[Source data]
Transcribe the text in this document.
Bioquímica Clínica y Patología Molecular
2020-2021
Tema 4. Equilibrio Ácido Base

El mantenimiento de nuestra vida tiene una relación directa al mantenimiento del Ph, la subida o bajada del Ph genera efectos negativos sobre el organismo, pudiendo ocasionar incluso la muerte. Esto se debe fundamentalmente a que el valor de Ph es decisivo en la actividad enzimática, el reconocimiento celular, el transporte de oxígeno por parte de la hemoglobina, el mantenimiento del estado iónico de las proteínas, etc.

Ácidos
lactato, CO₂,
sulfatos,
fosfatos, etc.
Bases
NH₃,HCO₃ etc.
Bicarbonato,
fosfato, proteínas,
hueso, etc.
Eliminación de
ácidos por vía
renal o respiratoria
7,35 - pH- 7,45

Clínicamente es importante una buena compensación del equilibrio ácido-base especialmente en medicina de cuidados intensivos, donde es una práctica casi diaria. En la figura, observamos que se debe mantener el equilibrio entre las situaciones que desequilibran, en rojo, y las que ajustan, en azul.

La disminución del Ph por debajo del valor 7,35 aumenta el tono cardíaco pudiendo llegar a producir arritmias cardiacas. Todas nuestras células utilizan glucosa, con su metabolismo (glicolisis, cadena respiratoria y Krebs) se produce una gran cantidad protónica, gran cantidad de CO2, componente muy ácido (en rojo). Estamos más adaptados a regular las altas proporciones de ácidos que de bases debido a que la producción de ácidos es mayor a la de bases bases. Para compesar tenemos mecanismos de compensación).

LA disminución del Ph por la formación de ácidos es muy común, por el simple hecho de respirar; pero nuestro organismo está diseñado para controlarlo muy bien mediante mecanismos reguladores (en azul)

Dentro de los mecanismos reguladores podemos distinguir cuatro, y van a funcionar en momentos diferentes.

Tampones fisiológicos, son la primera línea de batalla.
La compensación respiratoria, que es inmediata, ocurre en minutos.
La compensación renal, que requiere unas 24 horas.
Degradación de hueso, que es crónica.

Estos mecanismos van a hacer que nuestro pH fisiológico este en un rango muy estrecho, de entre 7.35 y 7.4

Written task: Produce an exact copy of every entry above.

The solution:
Transcribe the text in this document.
Bioquímica Clínica y Patología Molecular
2020-2021
Tema 4. Equilibrio Ácido Base

El mantenimiento de nuestra vida tiene una relación directa al mantenimiento del Ph, la subida o bajada del Ph genera efectos negativos sobre el organismo, pudiendo ocasionar incluso la muerte. Esto se debe fundamentalmente a que el valor de Ph es decisivo en la actividad enzimática, el reconocimiento celular, el transporte de oxígeno por parte de la hemoglobina, el mantenimiento del estado iónico de las proteínas, etc.

Ácidos
lactato, CO₂,
sulfatos,
fosfatos, etc.
Bases
NH₃,HCO₃ etc.
Bicarbonato,
fosfato, proteínas,
hueso, etc.
Eliminación de
ácidos por vía
renal o respiratoria
7,35 - pH- 7,45

Clínicamente es importante una buena compensación del equilibrio ácido-base especialmente en medicina de cuidados intensivos, donde es una práctica casi diaria. En la figura, observamos que se debe mantener el equilibrio entre las situaciones que desequilibran, en rojo, y las que ajustan, en azul.

La disminución del Ph por debajo del valor 7,35 aumenta el tono cardíaco pudiendo llegar a producir arritmias cardiacas. Todas nuestras células utilizan glucosa, con su metabolismo (glicolisis, cadena respiratoria y Krebs) se produce una gran cantidad protónica, gran cantidad de CO2, componente muy ácido (en rojo). Estamos más adaptados a regular las altas proporciones de ácidos que de bases debido a que la producción de ácidos es mayor a la de bases bases. Para compesar tenemos mecanismos de compensación).

LA disminución del Ph por la formación de ácidos es muy común, por el simple hecho de respirar; pero nuestro organismo está diseñado para controlarlo muy bien mediante mecanismos reguladores (en azul)

Dentro de los mecanismos reguladores podemos distinguir cuatro, y van a funcionar en momentos diferentes.

Tampones fisiológicos, son la primera línea de batalla.
La compensación respiratoria, que es inmediata, ocurre en minutos.
La compensación renal, que requiere unas 24 horas.
Degradación de hueso, que es crónica.

Estos mecanismos van a hacer que nuestro pH fisiológico este en un rango muy estrecho, de entre 7.35 y 7.4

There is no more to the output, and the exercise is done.